» **Aim of the task**
Your task is to repeat the listing exactly.

>> start

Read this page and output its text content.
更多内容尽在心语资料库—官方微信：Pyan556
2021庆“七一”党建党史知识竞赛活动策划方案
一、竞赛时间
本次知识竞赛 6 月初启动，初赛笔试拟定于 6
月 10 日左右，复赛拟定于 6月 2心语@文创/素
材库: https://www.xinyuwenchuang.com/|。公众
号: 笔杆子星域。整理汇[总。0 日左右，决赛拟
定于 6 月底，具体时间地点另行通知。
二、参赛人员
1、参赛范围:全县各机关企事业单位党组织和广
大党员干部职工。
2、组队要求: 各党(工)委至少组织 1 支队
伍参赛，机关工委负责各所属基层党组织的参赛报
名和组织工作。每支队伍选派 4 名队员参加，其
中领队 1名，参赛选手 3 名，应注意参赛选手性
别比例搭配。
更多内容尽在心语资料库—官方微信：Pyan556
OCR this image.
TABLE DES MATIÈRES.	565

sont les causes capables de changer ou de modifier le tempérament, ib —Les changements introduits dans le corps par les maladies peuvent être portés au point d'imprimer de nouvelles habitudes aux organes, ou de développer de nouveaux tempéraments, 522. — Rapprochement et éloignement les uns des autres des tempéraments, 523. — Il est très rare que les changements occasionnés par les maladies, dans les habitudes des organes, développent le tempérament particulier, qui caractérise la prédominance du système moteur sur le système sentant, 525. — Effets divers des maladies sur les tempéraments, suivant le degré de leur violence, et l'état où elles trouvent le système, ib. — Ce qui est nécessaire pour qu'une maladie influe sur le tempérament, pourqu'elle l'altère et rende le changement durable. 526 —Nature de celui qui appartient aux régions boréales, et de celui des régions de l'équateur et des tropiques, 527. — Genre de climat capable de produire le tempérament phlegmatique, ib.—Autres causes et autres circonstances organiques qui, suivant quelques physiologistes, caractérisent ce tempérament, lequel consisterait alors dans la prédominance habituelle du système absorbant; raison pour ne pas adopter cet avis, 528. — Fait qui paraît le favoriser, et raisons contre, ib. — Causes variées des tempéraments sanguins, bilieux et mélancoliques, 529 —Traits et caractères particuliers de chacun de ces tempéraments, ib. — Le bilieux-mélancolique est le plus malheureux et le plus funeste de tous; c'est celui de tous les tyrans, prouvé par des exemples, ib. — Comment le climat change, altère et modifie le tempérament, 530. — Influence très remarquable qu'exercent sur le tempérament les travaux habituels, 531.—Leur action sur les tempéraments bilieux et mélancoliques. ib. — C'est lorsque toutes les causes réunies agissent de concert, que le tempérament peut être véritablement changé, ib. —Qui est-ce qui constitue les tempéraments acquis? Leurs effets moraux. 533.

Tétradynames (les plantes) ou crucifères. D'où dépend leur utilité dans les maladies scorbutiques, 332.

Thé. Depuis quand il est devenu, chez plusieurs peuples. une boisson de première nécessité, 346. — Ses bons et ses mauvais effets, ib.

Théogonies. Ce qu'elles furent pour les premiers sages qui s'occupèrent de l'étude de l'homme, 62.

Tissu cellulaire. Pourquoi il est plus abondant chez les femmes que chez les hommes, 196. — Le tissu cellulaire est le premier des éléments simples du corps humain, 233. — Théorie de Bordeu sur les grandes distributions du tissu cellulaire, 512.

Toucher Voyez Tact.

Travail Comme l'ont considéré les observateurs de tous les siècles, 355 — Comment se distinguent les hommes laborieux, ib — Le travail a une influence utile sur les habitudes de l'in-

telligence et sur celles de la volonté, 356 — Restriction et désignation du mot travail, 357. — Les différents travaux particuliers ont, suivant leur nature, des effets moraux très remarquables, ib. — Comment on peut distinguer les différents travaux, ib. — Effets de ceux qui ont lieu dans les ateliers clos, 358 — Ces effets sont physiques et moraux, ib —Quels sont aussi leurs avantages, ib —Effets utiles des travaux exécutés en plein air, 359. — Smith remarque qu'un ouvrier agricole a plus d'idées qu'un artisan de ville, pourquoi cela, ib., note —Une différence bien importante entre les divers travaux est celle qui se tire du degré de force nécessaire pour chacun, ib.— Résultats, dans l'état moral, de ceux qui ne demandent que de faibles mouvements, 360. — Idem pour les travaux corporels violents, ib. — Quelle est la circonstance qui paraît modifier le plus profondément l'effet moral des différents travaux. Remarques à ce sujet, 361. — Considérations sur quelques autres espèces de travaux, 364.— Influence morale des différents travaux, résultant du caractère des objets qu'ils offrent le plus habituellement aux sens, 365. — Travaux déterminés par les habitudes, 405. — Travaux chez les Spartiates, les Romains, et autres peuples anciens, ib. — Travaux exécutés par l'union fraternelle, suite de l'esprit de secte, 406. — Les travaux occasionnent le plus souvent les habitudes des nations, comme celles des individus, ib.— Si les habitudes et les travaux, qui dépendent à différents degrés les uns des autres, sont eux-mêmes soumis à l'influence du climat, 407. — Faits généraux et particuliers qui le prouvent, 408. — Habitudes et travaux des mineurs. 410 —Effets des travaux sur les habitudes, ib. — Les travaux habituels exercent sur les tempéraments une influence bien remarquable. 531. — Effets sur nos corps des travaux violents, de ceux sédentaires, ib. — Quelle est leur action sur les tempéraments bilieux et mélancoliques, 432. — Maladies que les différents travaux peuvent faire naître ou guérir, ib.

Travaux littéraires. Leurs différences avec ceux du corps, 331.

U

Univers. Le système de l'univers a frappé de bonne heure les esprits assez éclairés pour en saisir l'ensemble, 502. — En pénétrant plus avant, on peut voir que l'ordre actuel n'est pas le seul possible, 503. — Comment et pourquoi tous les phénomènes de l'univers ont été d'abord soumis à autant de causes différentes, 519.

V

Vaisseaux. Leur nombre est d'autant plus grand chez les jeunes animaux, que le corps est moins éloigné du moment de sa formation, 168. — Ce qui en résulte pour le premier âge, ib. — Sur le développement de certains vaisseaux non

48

>> end

» **Exercise output**
Read this page and output its text content.
更多内容尽在心语资料库—官方微信：Pyan556
2021庆“七一”党建党史知识竞赛活动策划方案
一、竞赛时间
本次知识竞赛 6 月初启动，初赛笔试拟定于 6
月 10 日左右，复赛拟定于 6月 2心语@文创/素
材库: https://www.xinyuwenchuang.com/|。公众
号: 笔杆子星域。整理汇[总。0 日左右，决赛拟
定于 6 月底，具体时间地点另行通知。
二、参赛人员
1、参赛范围:全县各机关企事业单位党组织和广
大党员干部职工。
2、组队要求: 各党(工)委至少组织 1 支队
伍参赛，机关工委负责各所属基层党组织的参赛报
名和组织工作。每支队伍选派 4 名队员参加，其
中领队 1名，参赛选手 3 名，应注意参赛选手性
别比例搭配。
更多内容尽在心语资料库—官方微信：Pyan556
OCR this image.
TABLE DES MATIÈRES.	565

sont les causes capables de changer ou de modifier le tempérament, ib —Les changements introduits dans le corps par les maladies peuvent être portés au point d'imprimer de nouvelles habitudes aux organes, ou de développer de nouveaux tempéraments, 522. — Rapprochement et éloignement les uns des autres des tempéraments, 523. — Il est très rare que les changements occasionnés par les maladies, dans les habitudes des organes, développent le tempérament particulier, qui caractérise la prédominance du système moteur sur le système sentant, 525. — Effets divers des maladies sur les tempéraments, suivant le degré de leur violence, et l'état où elles trouvent le système, ib. — Ce qui est nécessaire pour qu'une maladie influe sur le tempérament, pourqu'elle l'altère et rende le changement durable. 526 —Nature de celui qui appartient aux régions boréales, et de celui des régions de l'équateur et des tropiques, 527. — Genre de climat capable de produire le tempérament phlegmatique, ib.—Autres causes et autres circonstances organiques qui, suivant quelques physiologistes, caractérisent ce tempérament, lequel consisterait alors dans la prédominance habituelle du système absorbant; raison pour ne pas adopter cet avis, 528. — Fait qui paraît le favoriser, et raisons contre, ib. — Causes variées des tempéraments sanguins, bilieux et mélancoliques, 529 —Traits et caractères particuliers de chacun de ces tempéraments, ib. — Le bilieux-mélancolique est le plus malheureux et le plus funeste de tous; c'est celui de tous les tyrans, prouvé par des exemples, ib. — Comment le climat change, altère et modifie le tempérament, 530. — Influence très remarquable qu'exercent sur le tempérament les travaux habituels, 531.—Leur action sur les tempéraments bilieux et mélancoliques. ib. — C'est lorsque toutes les causes réunies agissent de concert, que le tempérament peut être véritablement changé, ib. —Qui est-ce qui constitue les tempéraments acquis? Leurs effets moraux. 533.

Tétradynames (les plantes) ou crucifères. D'où dépend leur utilité dans les maladies scorbutiques, 332.

Thé. Depuis quand il est devenu, chez plusieurs peuples. une boisson de première nécessité, 346. — Ses bons et ses mauvais effets, ib.

Théogonies. Ce qu'elles furent pour les premiers sages qui s'occupèrent de l'étude de l'homme, 62.

Tissu cellulaire. Pourquoi il est plus abondant chez les femmes que chez les hommes, 196. — Le tissu cellulaire est le premier des éléments simples du corps humain, 233. — Théorie de Bordeu sur les grandes distributions du tissu cellulaire, 512.

Toucher Voyez Tact.

Travail Comme l'ont considéré les observateurs de tous les siècles, 355 — Comment se distinguent les hommes laborieux, ib — Le travail a une influence utile sur les habitudes de l'in-

telligence et sur celles de la volonté, 356 — Restriction et désignation du mot travail, 357. — Les différents travaux particuliers ont, suivant leur nature, des effets moraux très remarquables, ib. — Comment on peut distinguer les différents travaux, ib. — Effets de ceux qui ont lieu dans les ateliers clos, 358 — Ces effets sont physiques et moraux, ib —Quels sont aussi leurs avantages, ib —Effets utiles des travaux exécutés en plein air, 359. — Smith remarque qu'un ouvrier agricole a plus d'idées qu'un artisan de ville, pourquoi cela, ib., note —Une différence bien importante entre les divers travaux est celle qui se tire du degré de force nécessaire pour chacun, ib.— Résultats, dans l'état moral, de ceux qui ne demandent que de faibles mouvements, 360. — Idem pour les travaux corporels violents, ib. — Quelle est la circonstance qui paraît modifier le plus profondément l'effet moral des différents travaux. Remarques à ce sujet, 361. — Considérations sur quelques autres espèces de travaux, 364.— Influence morale des différents travaux, résultant du caractère des objets qu'ils offrent le plus habituellement aux sens, 365. — Travaux déterminés par les habitudes, 405. — Travaux chez les Spartiates, les Romains, et autres peuples anciens, ib. — Travaux exécutés par l'union fraternelle, suite de l'esprit de secte, 406. — Les travaux occasionnent le plus souvent les habitudes des nations, comme celles des individus, ib.— Si les habitudes et les travaux, qui dépendent à différents degrés les uns des autres, sont eux-mêmes soumis à l'influence du climat, 407. — Faits généraux et particuliers qui le prouvent, 408. — Habitudes et travaux des mineurs. 410 —Effets des travaux sur les habitudes, ib. — Les travaux habituels exercent sur les tempéraments une influence bien remarquable. 531. — Effets sur nos corps des travaux violents, de ceux sédentaires, ib. — Quelle est leur action sur les tempéraments bilieux et mélancoliques, 432. — Maladies que les différents travaux peuvent faire naître ou guérir, ib.

Travaux littéraires. Leurs différences avec ceux du corps, 331.

U

Univers. Le système de l'univers a frappé de bonne heure les esprits assez éclairés pour en saisir l'ensemble, 502. — En pénétrant plus avant, on peut voir que l'ordre actuel n'est pas le seul possible, 503. — Comment et pourquoi tous les phénomènes de l'univers ont été d'abord soumis à autant de causes différentes, 519.

V

Vaisseaux. Leur nombre est d'autant plus grand chez les jeunes animaux, que le corps est moins éloigné du moment de sa formation, 168. — Ce qui en résulte pour le premier âge, ib. — Sur le développement de certains vaisseaux non

48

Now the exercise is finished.